Data shown:
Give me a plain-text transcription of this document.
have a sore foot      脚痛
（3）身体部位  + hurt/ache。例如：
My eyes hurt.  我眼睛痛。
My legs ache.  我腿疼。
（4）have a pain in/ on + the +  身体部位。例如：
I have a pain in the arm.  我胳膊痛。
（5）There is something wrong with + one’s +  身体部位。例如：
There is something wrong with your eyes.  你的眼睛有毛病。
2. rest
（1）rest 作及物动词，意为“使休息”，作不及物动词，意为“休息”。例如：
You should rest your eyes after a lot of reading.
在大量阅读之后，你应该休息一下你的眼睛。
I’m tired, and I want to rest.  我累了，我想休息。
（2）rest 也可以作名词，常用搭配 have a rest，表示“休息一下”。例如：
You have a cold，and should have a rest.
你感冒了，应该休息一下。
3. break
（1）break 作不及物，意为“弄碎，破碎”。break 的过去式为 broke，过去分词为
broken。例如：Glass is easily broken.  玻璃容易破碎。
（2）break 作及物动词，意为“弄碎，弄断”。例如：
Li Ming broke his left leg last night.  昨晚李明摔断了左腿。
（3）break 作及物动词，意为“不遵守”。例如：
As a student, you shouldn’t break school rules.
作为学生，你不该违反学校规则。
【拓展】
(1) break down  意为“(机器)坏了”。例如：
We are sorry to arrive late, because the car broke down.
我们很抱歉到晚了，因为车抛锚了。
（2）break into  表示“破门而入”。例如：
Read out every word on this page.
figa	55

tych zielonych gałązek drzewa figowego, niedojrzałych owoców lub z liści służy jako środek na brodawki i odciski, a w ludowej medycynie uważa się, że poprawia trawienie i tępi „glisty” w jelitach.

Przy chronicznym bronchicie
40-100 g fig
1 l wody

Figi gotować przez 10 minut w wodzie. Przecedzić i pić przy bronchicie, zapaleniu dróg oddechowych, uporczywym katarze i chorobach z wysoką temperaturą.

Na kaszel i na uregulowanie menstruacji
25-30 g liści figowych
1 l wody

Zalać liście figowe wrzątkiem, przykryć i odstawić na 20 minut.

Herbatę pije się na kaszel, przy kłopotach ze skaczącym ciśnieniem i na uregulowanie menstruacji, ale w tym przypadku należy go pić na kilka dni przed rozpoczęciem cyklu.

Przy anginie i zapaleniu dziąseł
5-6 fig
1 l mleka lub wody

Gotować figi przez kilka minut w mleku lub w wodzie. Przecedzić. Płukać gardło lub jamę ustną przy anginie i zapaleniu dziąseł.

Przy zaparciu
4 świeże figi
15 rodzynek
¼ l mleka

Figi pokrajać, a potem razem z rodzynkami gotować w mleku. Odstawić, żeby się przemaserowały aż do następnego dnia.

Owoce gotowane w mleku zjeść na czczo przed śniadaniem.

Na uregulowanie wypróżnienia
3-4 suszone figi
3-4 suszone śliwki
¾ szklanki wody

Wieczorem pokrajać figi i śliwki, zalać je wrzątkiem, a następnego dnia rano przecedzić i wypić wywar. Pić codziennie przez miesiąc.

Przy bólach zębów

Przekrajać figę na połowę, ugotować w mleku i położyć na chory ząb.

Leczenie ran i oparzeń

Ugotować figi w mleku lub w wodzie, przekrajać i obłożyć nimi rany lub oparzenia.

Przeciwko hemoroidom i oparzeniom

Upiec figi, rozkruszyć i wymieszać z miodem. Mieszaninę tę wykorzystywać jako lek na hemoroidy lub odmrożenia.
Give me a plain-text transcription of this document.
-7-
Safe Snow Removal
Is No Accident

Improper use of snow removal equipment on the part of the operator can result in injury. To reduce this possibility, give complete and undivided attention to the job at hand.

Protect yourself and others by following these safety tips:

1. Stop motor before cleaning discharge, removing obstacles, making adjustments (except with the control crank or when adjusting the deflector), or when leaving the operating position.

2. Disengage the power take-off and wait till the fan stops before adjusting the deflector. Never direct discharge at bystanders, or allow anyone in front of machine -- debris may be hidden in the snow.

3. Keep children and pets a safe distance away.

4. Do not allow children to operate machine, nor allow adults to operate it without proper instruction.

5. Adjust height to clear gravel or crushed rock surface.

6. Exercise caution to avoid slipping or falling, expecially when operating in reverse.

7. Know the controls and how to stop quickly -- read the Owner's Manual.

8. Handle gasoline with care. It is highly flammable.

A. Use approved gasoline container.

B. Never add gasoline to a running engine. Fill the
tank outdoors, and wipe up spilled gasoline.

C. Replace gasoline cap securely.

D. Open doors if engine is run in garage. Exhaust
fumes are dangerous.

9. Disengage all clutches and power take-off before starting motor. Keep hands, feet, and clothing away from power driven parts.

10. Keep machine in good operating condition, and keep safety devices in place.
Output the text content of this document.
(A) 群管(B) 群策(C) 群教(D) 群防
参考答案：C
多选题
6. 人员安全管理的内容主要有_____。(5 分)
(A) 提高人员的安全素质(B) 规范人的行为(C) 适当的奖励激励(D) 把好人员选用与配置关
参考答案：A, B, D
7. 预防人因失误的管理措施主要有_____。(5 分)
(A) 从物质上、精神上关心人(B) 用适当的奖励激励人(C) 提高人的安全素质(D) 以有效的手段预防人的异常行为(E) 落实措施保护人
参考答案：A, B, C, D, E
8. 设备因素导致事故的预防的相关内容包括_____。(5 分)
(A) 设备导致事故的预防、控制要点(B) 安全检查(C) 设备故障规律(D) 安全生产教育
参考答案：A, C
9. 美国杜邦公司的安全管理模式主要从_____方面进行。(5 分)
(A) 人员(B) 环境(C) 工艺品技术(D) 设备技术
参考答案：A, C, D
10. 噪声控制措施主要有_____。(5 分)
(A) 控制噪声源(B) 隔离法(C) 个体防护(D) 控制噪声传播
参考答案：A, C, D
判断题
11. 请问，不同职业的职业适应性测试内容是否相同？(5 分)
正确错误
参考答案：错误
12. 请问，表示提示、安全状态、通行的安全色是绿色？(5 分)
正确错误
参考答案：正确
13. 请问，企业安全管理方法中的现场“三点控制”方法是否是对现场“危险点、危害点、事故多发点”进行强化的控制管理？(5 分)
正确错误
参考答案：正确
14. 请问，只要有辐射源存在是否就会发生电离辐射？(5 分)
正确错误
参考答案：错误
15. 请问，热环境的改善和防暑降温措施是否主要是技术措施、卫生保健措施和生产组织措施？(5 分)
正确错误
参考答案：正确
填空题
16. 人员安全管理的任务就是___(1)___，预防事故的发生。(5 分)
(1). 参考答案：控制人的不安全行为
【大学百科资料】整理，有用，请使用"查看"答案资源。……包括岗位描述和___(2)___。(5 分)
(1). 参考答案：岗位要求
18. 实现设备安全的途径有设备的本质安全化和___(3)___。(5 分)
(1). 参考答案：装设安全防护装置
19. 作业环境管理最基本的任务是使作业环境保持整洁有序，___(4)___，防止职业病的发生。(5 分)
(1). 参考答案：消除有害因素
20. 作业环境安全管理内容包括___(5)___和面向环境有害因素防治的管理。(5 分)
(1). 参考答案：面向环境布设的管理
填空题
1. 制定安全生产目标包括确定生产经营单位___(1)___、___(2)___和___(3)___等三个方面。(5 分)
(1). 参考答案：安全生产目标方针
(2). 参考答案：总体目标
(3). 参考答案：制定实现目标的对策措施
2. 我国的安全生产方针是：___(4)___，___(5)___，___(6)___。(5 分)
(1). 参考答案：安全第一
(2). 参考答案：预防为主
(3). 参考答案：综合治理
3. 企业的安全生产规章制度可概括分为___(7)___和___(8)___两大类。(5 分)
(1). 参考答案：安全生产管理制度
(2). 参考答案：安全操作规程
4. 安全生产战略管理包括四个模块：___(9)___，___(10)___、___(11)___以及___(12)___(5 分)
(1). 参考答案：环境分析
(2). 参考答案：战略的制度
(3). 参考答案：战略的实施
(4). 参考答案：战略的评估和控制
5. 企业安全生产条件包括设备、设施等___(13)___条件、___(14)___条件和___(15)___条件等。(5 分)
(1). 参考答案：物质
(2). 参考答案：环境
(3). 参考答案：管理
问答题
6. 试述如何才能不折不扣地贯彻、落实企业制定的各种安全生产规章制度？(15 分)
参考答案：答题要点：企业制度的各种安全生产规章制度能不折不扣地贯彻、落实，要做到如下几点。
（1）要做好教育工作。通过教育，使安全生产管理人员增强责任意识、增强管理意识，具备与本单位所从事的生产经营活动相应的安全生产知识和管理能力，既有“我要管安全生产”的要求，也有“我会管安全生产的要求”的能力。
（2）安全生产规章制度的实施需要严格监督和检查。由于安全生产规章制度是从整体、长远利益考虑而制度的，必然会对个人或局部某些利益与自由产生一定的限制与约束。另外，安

Exercise prompt:
Check each line above for the word "eyes" and copy the ones that have it.

Right answer:
My eyes hurt.  我眼睛痛。
There is something wrong with your eyes.  你的眼睛有毛病。
You should rest your eyes after a lot of reading.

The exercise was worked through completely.